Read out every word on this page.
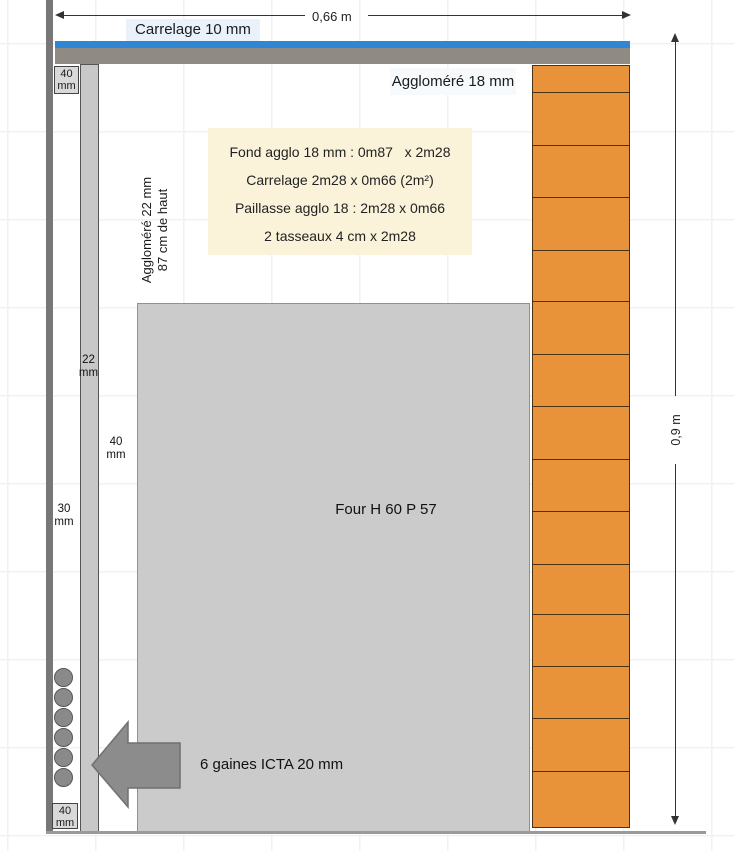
0,66 m
Carrelage 10 mm
Aggloméré 18 mm
40
mm
22
mm
40
mm
30
mm
Aggloméré 22 mm 87 cm de haut
Fond agglo 18 mm : 0m87   x 2m28
Carrelage 2m28 x 0m66 (2m²)
Paillasse agglo 18 : 2m28 x 0m66
2 tasseaux 4 cm x 2m28
Four H 60 P 57
0,9 m
6 gaines ICTA 20 mm
40
mm
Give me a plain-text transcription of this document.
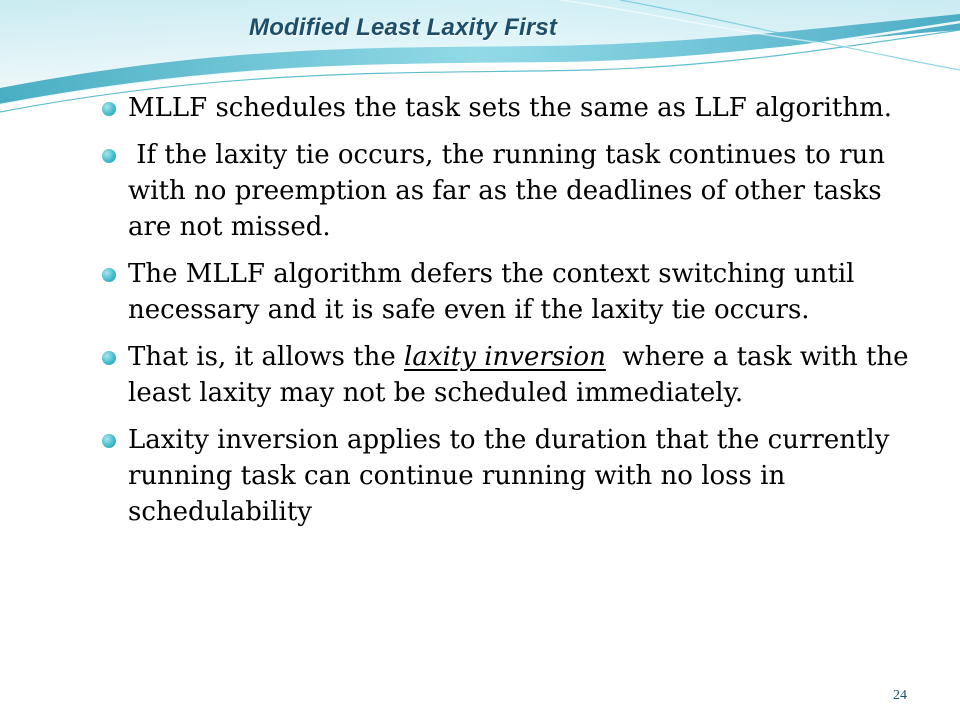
Modified Least Laxity First
MLLF schedules the task sets the same as LLF algorithm.
If the laxity tie occurs, the running task continues to run with no preemption as far as the deadlines of other tasks are not missed.
The MLLF algorithm defers the context switching until necessary and it is safe even if the laxity tie occurs.
That is, it allows the laxity inversion  where a task with the least laxity may not be scheduled immediately.
Laxity inversion applies to the duration that the currently running task can continue running with no loss in schedulability
24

### Exercise instructions
Exactly reproduce each record, leaving out any pictures.

### Solution to the exercise
Read out every word on this page.
0,66 m
Carrelage 10 mm
Aggloméré 18 mm
40
mm
22
mm
40
mm
30
mm
Aggloméré 22 mm 87 cm de haut
Fond agglo 18 mm : 0m87   x 2m28
Carrelage 2m28 x 0m66 (2m²)
Paillasse agglo 18 : 2m28 x 0m66
2 tasseaux 4 cm x 2m28
Four H 60 P 57
0,9 m
6 gaines ICTA 20 mm
40
mm
Give me a plain-text transcription of this document.
Modified Least Laxity First
MLLF schedules the task sets the same as LLF algorithm.
If the laxity tie occurs, the running task continues to run with no preemption as far as the deadlines of other tasks are not missed.
The MLLF algorithm defers the context switching until necessary and it is safe even if the laxity tie occurs.
That is, it allows the laxity inversion  where a task with the least laxity may not be scheduled immediately.
Laxity inversion applies to the duration that the currently running task can continue running with no loss in schedulability
24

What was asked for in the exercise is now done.